**Trecho da página:**
+---+
Eu faria tudo de novo, como Borja está refazendo tudo de velho

Há um ano incerto, eu acordei 5h32 da manhã de um raríssimo sábado de folga depois de ir dormir 1h40 (por ter assistido aos piores tons de cinza que o cinema nos pode mostrar). Acordei meu filho caçula pai da ideia e fomos até Cumbica.

51 minutos de viagem. 51. Bela ideia.

Chegamos quando o bicho estava pegando no aeroporco. O Borja veio ali. Os torcedores dois meses antes campeões do Brasil (os mais carentes não eram…) levantavam nos ombros que dois anos antes sofriam com quase uma nova queda o novo entre tantos ídolos. O Borja que mais de sete meses antes da cena eles não tinham a menor ideia quem era. Ele saía do Cortuluá (é assim que se escreve?) para escrever impressionante história com o Nacional continental até chegar nos braços e aos brados em Cumbica.

Foi tudo muito rápido. Foi tudo muito agitado na madrugada de Cumbica. Eu e meu caçula pudemos pular e gritar por Borja como eu nunca tinha feito na chegada de um cara que eu também não sabia quem era. E esperava saber em 2017 muito mais com ele e o belo time ao redor, e a belíssima torcida em volta que acabou não vendo muita coisa no clube que mais comprou.

Como fez o meu amigo Chico Vaselucci. Meu e da minha mulher há décadas. Como tantos amigos que só têm em comum as mesmas cores e credo. Não é só desocupado, vagabundo, violento, bandido, banido que vai fazer festa na chegada de um reforço de um clube de futebol. É gente como a gente. Até gente que se pudesse comeria gente com outras cores. Esses tipos e arquétipos do apocalipse. Mas a maioria em Cumbica, na Caraíbas, caracas, é gente que ama sem saber o porquê. Ama sabendo quem é Palmeiras mesmo que a gente não saiba com que pé chuta o Borja (e depois se valia tudo aquilo). Gente que se borra só por ser torcedora. Nossa ou deles.

O que foi feito com Borja é o que o rubro-negro fez com Conca e Diego pouco antes. O tricolor fez na volta de Lugano um ano antes. O torcedor do Sport fez quando André voltou. O que todo torcedor precisa fazer para o futebol voltar cada vez mais às nossas vidas. Não é só no estádio ou na poltrona o consumo desse fogo que nos consome.

É onde for. E vamos onde for por isso.
+---+
**Material exibido:**

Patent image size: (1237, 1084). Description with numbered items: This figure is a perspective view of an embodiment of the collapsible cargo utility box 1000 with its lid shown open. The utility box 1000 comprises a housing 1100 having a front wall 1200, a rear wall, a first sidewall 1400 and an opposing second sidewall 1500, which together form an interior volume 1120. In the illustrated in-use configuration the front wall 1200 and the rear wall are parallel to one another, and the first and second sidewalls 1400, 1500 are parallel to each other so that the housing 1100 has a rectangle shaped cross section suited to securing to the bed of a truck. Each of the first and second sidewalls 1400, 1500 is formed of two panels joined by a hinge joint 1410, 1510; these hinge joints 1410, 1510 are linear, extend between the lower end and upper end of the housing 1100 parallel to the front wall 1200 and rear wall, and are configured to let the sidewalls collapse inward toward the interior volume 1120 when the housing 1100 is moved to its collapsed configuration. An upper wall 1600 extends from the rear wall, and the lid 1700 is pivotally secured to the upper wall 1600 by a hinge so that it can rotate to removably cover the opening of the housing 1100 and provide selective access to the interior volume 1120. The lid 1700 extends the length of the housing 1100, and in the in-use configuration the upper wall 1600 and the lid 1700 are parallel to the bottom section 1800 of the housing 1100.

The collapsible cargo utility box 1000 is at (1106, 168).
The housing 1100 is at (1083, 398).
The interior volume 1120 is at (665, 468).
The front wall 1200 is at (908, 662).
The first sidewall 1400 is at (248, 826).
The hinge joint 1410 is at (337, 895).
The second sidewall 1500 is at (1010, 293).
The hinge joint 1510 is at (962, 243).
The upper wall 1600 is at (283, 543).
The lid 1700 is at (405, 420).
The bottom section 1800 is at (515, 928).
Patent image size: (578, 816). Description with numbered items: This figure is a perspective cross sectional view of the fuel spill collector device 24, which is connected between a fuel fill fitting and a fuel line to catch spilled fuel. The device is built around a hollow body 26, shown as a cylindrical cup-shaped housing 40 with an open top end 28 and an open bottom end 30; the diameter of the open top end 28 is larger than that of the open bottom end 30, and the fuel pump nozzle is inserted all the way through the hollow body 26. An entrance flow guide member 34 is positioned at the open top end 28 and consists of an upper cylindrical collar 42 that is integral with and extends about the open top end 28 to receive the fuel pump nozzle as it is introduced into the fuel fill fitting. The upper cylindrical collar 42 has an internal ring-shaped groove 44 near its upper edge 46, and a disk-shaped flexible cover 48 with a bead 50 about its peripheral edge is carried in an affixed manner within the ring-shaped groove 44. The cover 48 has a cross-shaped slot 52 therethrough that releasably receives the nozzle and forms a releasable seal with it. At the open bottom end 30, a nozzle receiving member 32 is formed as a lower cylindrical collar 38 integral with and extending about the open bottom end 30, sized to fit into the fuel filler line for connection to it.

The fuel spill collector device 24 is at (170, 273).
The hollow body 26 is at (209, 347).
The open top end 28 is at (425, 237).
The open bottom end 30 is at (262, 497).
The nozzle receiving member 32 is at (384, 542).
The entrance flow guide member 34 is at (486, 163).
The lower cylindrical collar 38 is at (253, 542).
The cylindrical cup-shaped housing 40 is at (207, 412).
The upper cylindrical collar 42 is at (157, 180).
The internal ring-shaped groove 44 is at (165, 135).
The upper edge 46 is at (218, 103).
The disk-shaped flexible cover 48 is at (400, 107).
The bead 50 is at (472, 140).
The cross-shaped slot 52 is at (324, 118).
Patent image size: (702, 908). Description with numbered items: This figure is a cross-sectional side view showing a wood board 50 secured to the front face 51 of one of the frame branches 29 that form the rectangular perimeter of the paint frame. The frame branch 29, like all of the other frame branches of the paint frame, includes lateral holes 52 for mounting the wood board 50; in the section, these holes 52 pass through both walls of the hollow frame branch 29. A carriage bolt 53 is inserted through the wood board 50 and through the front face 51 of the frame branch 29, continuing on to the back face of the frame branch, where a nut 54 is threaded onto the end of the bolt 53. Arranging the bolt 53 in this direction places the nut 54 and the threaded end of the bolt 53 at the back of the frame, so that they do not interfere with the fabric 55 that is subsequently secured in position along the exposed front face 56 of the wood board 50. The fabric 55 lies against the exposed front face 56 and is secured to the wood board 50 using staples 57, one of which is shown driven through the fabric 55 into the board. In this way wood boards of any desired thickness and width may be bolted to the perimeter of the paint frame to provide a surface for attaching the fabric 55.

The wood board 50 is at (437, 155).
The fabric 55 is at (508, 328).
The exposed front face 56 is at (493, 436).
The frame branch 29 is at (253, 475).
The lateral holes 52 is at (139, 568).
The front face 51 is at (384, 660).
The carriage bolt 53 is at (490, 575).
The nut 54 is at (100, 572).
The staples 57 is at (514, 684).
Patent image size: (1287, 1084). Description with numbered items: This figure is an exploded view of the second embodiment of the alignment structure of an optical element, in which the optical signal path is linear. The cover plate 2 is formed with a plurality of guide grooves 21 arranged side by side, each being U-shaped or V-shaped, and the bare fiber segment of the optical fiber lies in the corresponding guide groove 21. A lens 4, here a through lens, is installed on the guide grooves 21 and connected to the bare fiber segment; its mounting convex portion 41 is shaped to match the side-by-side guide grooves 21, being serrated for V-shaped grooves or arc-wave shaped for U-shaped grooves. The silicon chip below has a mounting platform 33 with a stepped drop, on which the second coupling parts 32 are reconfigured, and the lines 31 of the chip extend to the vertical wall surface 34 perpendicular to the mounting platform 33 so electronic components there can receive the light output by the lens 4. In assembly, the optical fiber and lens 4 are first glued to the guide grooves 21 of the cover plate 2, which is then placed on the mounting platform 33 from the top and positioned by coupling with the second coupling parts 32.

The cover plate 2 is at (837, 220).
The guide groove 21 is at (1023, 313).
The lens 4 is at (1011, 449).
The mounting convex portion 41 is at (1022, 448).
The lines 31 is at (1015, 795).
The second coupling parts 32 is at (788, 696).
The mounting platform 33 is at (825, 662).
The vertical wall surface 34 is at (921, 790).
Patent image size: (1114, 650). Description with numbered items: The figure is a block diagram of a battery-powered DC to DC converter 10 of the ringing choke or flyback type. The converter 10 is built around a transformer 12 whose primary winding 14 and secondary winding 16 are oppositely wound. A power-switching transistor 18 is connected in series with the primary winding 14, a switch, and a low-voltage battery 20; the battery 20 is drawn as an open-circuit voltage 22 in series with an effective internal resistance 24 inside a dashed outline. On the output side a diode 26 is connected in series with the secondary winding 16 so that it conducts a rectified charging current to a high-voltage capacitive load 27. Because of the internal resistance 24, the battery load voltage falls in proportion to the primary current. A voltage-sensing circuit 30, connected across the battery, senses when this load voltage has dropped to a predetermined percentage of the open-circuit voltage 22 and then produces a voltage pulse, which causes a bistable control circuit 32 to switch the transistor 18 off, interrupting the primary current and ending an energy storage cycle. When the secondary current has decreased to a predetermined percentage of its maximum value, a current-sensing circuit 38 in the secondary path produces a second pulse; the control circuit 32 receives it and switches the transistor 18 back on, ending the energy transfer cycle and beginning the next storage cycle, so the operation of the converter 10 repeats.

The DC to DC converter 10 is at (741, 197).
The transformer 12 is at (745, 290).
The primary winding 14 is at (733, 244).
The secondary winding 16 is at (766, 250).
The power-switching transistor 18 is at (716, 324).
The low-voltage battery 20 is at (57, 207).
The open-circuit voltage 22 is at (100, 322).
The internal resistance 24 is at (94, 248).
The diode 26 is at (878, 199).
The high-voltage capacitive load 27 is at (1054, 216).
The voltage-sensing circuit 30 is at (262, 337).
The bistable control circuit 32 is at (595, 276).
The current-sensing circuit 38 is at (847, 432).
+---+
**Desafios propostos:**
a) No texto sobre a chegada de Borja a Cumbica, qual motivo é dado para a ida à cama só à 1h40 antes daquele sábado de folga? Responda em uma frase.
b) Prossiga o texto sobre a recepção a Borja em Cumbica a partir da última frase apresentada.

**Respostas por tarefa:**
a) O motivo foi ter assistido, antes de dormir, ao que o texto chama de "os piores tons de cinza que o cinema nos pode mostrar".

b)
Como em 9 de dezembro de 1979 eu e milhares de palmeirenses fechamos Congonhas e a Rubem Berta para receber o Palmeiras que eliminara o Flamengo de Zico no Brasileiro. Nem semifinal era. E jamais esqueci. Como meu Gabriel vai lembrar para sempre o sono perdido para ver um sonho que é real. E mesmo se for apenas um delírio, é para isso que serve o futebol.

Não teorize. E nem conte vantagem ou títulos. Conte apenas para seus netos que você foi ver com centenas de pessoas a chegada de um cara que você ama só por ele ter escolhido ser nosso e não ficar mais rico na China.

Isso também não tem preço.

Por isso eu faria tudo de novo. E farei outra vez.

E só não fiz antes mais vezes por falta de chance.

Desde a semifinal do Paulista de 2015 não via um jogo do Palmeiras ao lado dos meus filhos apenas como torcedor. Ou estou no estádio. Ou estou fora. Às vezes estamos juntos, no estúdio.

Mas juntos, torcendo (e então, em Itaquera, só porque eu estava gripado e sem voz), não trabalhando, desde aquela vitória nos pênaltis não celebrava Palmeiras com eles.

Como não acordarmos de madrugada num sábado para fazermos os aeroporcos que não pudemos por motivos de trabalho e de viagem em 2016?

Não basta ser Palestra. É preciso ser Palmeiras. Não basta ser pai de um palmeirense. É preciso participar como palmeirense.

Não era o Borja o reforço que estava chegando em Cumbica. Éramos eu e meu filho que estávamos voltando ao que mais nos une.

Nossos maiores ídolos não foram recebidos assim. Ademir da Guia chegou com a pompa do pai Domingos. Mas sem festa. Era promessa. Marcos veio trocado por material esportivo. Fiúme veio da várzea do Glicério. Luís Pereira tinha 18 anos quando chegou do São Bento. Oberdan tinha 20 quando veio de Sorocaba. Dudu chegou no dia do Golpe de 1964 com tanque na estrada. Djalma Santos chegou campeão do mundo, sim. Julinho chegou antes de o Brasil ganhar em 1958. Jair Rosa Pinto também já era craque. Edmundo tinha todo aquele potencial. Como Roberto Carlos e Rivaldo e Alex e Djalminha e Leivinha e César. César Sampaio foi caro, em 1991. Evair veio de troco. E quem pode trocar esses caras? E quem pode trocar uma madrugada de Palmeiras com o filho só para ver um candidato a ídolo passar perto?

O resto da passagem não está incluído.